======== Records for the exercise

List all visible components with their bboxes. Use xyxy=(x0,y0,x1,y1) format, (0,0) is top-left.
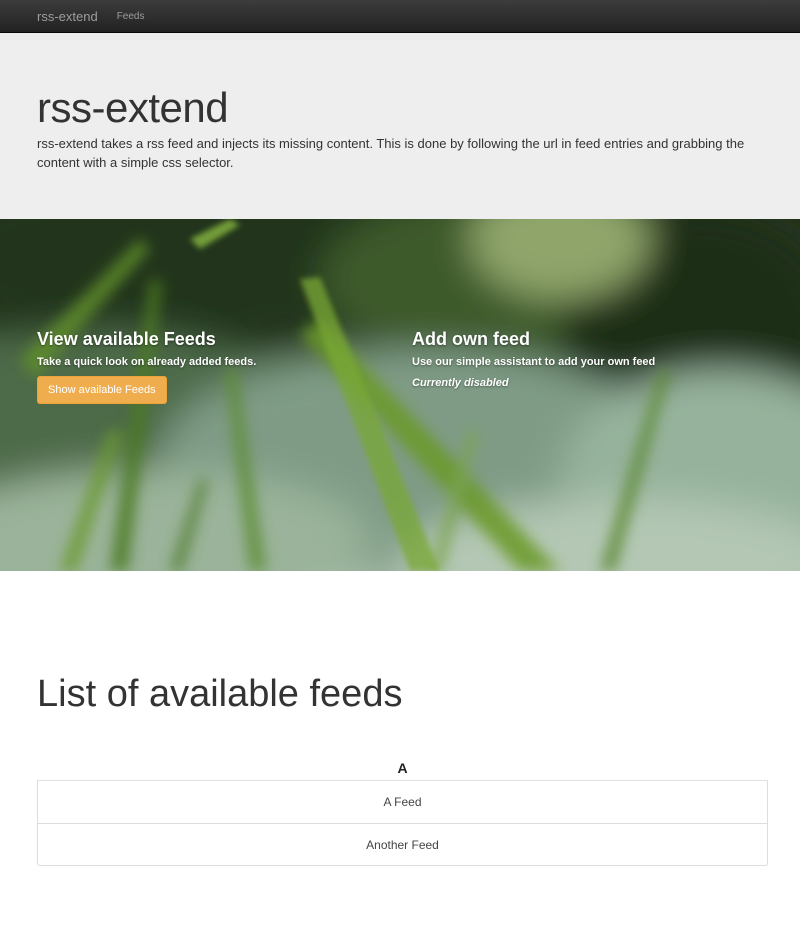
feed-list: A Feed Another Feed xyxy=(37,781,768,866)
add-feed-disabled-note: Currently disabled xyxy=(412,377,509,389)
brand-link[interactable]: rss-extend xyxy=(37,9,98,24)
page-title: rss-extend xyxy=(37,84,229,131)
navbar: rss-extend Feeds xyxy=(0,0,800,33)
jumbotron: rss-extend rss-extend takes a rss feed a… xyxy=(0,33,800,219)
view-feeds-heading: View available Feeds xyxy=(37,329,216,349)
view-feeds-subtitle: Take a quick look on already added feeds… xyxy=(37,356,257,368)
feeds-list-title: List of available feeds xyxy=(37,673,403,715)
feed-list-item[interactable]: Another Feed xyxy=(38,823,767,865)
nav-link-feeds[interactable]: Feeds xyxy=(117,11,145,22)
feed-list-item[interactable]: A Feed xyxy=(38,781,767,823)
add-feed-subtitle: Use our simple assistant to add your own… xyxy=(412,356,656,368)
group-header-letter: A xyxy=(37,758,768,781)
feeds-table: A A Feed Another Feed xyxy=(37,758,768,866)
hero-banner: View available Feeds Take a quick look o… xyxy=(0,219,800,571)
page-description: rss-extend takes a rss feed and injects … xyxy=(37,136,745,170)
show-available-feeds-button[interactable]: Show available Feeds xyxy=(37,376,167,404)
add-feed-panel: Add own feed Use our simple assistant to… xyxy=(412,328,655,389)
add-feed-heading: Add own feed xyxy=(412,329,530,349)
view-feeds-panel: View available Feeds Take a quick look o… xyxy=(37,328,256,404)
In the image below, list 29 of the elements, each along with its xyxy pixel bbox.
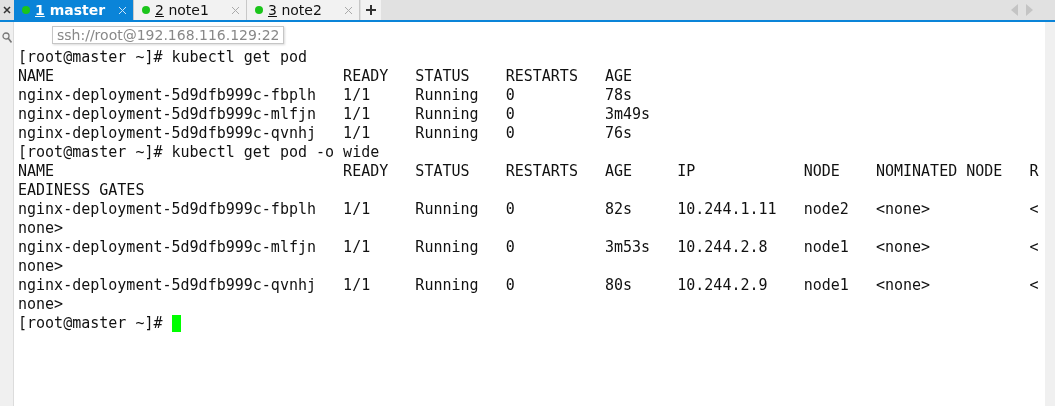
arrow-left-icon[interactable]	[1011, 4, 1018, 16]
terminal-line: nginx-deployment-5d9dfb999c-qvnhj 1/1 Running 0 80s 10.244.2.9 node1 <none> <	[18, 276, 1039, 295]
terminal-line: [root@master ~]# kubectl get pod	[18, 48, 307, 67]
terminal-line: nginx-deployment-5d9dfb999c-mlfjn 1/1 Running 0 3m49s	[18, 105, 651, 124]
tab[interactable]: 3 note2	[247, 0, 360, 20]
search-icon[interactable]	[1, 32, 12, 44]
terminal-line: nginx-deployment-5d9dfb999c-qvnhj 1/1 Running 0 76s	[18, 124, 633, 143]
terminal-line: nginx-deployment-5d9dfb999c-fbplh 1/1 Running 0 78s	[18, 86, 633, 105]
scrollbar[interactable]	[1045, 22, 1055, 406]
close-icon[interactable]	[3, 6, 11, 14]
terminal-line: EADINESS GATES	[18, 181, 145, 200]
terminal-line: NAME READY STATUS RESTARTS AGE	[18, 67, 633, 86]
terminal-line: nginx-deployment-5d9dfb999c-mlfjn 1/1 Running 0 3m53s 10.244.2.8 node1 <none> <	[18, 238, 1039, 257]
terminal-line: [root@master ~]# kubectl get pod -o wide	[18, 143, 380, 162]
terminal-line: none>	[18, 295, 64, 314]
new-tab-button[interactable]	[361, 0, 381, 20]
terminal-line: [root@master ~]#	[18, 314, 164, 333]
terminal-line: NAME READY STATUS RESTARTS AGE IP NODE NOMINATED NODE R	[18, 162, 1039, 181]
status-dot-icon	[22, 6, 30, 14]
terminal-line: none>	[18, 257, 64, 276]
status-dot-icon	[255, 6, 263, 14]
tooltip: ssh://root@192.168.116.129:22	[52, 26, 285, 44]
terminal-line: none>	[18, 219, 64, 238]
status-dot-icon	[142, 6, 150, 14]
tab[interactable]: 2 note1	[134, 0, 247, 20]
plus-icon	[365, 4, 377, 16]
terminal-line: nginx-deployment-5d9dfb999c-fbplh 1/1 Running 0 82s 10.244.1.11 node2 <none> <	[18, 200, 1039, 219]
arrow-right-icon[interactable]	[1026, 4, 1033, 16]
tab[interactable]: 1 master	[14, 0, 134, 20]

================

Reproduce the stretch of the records from the line containing "feed-list: A Feed" through the line containing "feed-list-item[interactable]: Another Feed", keeping every line unchanged.

feed-list: A Feed Another Feed xyxy=(37,781,768,866)
add-feed-disabled-note: Currently disabled xyxy=(412,377,509,389)
brand-link[interactable]: rss-extend xyxy=(37,9,98,24)
page-title: rss-extend xyxy=(37,84,229,131)
navbar: rss-extend Feeds xyxy=(0,0,800,33)
jumbotron: rss-extend rss-extend takes a rss feed a… xyxy=(0,33,800,219)
view-feeds-heading: View available Feeds xyxy=(37,329,216,349)
view-feeds-subtitle: Take a quick look on already added feeds… xyxy=(37,356,257,368)
feeds-list-title: List of available feeds xyxy=(37,673,403,715)
feed-list-item[interactable]: Another Feed xyxy=(38,823,767,865)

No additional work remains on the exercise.